— START OF Extracted entries —

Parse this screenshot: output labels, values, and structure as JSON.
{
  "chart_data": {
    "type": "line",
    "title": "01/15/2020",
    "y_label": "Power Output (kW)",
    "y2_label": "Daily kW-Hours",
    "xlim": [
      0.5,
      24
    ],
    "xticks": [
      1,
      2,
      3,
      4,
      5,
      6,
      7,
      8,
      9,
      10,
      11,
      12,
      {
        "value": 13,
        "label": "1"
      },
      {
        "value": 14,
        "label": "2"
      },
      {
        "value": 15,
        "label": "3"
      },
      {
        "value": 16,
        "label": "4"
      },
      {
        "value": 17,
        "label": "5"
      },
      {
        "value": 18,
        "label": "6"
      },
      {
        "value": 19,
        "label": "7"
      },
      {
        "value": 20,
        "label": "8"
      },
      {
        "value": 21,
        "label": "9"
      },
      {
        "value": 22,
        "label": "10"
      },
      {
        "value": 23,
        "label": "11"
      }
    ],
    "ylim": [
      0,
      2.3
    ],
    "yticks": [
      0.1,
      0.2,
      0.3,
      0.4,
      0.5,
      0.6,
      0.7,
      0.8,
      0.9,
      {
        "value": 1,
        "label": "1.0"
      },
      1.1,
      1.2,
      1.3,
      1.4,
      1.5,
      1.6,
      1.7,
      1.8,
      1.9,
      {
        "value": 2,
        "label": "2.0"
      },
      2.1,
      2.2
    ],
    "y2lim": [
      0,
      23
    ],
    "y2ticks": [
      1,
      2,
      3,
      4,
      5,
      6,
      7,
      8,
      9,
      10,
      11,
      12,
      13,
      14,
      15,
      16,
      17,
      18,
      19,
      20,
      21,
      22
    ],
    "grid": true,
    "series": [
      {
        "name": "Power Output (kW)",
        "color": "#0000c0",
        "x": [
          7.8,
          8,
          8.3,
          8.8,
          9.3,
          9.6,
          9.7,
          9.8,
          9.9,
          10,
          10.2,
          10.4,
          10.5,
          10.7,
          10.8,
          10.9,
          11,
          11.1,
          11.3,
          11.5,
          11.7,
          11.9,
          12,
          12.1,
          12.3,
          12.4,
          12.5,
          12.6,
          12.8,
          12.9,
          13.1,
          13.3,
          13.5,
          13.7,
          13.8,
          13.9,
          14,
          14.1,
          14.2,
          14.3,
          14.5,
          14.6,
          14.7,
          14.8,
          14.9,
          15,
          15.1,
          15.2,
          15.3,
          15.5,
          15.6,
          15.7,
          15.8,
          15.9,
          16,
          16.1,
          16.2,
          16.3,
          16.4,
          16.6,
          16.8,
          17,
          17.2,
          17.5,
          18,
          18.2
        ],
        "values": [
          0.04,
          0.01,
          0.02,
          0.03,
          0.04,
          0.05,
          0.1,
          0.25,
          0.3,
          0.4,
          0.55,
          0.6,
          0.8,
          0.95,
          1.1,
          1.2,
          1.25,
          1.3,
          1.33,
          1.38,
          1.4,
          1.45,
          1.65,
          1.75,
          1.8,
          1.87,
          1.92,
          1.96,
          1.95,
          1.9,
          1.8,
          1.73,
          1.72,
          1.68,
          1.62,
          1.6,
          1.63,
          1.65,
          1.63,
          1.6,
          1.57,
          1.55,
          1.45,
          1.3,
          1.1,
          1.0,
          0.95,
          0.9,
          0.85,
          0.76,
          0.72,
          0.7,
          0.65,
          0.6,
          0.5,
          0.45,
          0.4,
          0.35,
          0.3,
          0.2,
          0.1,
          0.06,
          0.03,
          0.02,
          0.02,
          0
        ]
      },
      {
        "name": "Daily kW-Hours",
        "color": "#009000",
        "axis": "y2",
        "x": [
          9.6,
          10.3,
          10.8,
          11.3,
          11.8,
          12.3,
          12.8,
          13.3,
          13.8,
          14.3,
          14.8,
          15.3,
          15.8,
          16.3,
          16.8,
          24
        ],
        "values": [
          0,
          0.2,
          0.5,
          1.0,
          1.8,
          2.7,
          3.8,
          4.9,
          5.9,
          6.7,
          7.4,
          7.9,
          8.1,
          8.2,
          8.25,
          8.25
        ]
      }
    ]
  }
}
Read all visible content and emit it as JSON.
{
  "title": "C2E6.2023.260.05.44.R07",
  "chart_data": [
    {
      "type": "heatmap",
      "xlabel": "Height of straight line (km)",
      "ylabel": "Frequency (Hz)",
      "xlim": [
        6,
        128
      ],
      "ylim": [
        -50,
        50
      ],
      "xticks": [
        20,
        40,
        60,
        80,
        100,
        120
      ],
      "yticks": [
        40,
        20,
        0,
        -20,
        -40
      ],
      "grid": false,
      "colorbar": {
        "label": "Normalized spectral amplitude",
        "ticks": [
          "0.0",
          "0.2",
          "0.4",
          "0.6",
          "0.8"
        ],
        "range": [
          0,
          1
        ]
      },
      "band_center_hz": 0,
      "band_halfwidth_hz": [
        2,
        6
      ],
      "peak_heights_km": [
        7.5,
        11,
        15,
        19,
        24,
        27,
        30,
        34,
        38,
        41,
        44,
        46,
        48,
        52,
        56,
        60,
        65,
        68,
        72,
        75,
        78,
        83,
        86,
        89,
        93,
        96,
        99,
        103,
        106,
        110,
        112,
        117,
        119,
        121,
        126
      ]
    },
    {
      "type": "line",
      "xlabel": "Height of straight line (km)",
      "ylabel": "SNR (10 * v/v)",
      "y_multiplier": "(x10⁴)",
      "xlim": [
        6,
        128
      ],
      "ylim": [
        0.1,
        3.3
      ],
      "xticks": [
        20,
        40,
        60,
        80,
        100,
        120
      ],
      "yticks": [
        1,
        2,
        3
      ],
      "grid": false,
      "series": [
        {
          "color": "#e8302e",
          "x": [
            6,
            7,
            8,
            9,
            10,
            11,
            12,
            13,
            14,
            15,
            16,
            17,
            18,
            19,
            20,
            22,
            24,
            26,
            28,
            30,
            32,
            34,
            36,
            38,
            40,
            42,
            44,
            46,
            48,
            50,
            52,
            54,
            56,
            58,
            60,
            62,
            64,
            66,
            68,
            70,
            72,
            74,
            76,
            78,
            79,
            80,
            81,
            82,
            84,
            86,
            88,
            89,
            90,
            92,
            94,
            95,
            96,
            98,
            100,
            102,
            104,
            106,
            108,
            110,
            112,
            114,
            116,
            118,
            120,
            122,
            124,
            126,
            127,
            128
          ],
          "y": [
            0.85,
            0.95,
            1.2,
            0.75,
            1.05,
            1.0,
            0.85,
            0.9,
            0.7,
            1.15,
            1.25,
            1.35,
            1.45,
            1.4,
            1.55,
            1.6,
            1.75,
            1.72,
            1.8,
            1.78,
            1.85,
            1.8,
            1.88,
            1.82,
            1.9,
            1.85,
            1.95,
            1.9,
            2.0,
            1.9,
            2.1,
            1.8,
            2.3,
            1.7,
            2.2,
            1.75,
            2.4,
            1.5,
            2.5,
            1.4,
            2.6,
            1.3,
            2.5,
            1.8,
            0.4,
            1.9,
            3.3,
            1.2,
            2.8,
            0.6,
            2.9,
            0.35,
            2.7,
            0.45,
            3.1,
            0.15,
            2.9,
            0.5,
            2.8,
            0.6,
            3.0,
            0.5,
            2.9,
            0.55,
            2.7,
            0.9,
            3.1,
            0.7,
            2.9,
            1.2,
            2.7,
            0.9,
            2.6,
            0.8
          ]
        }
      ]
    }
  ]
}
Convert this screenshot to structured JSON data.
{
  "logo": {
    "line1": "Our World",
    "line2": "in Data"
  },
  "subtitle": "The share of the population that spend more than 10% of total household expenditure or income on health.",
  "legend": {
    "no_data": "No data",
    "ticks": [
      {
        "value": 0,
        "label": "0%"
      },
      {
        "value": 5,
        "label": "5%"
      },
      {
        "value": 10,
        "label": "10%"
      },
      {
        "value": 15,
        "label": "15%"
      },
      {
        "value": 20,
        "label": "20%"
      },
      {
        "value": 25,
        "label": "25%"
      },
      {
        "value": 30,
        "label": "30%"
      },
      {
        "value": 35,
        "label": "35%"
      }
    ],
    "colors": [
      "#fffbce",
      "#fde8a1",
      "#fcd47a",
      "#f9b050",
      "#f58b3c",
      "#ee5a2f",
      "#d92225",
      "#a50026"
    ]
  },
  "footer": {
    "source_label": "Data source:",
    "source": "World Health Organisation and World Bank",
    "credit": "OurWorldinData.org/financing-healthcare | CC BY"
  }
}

— END OF Extracted entries —

▶ [Task to complete]
List the lines of the entries that include "Power".

▶ [Solution to the exercise]
    "y_label": "Power Output (kW)",
        "name": "Power Output (kW)",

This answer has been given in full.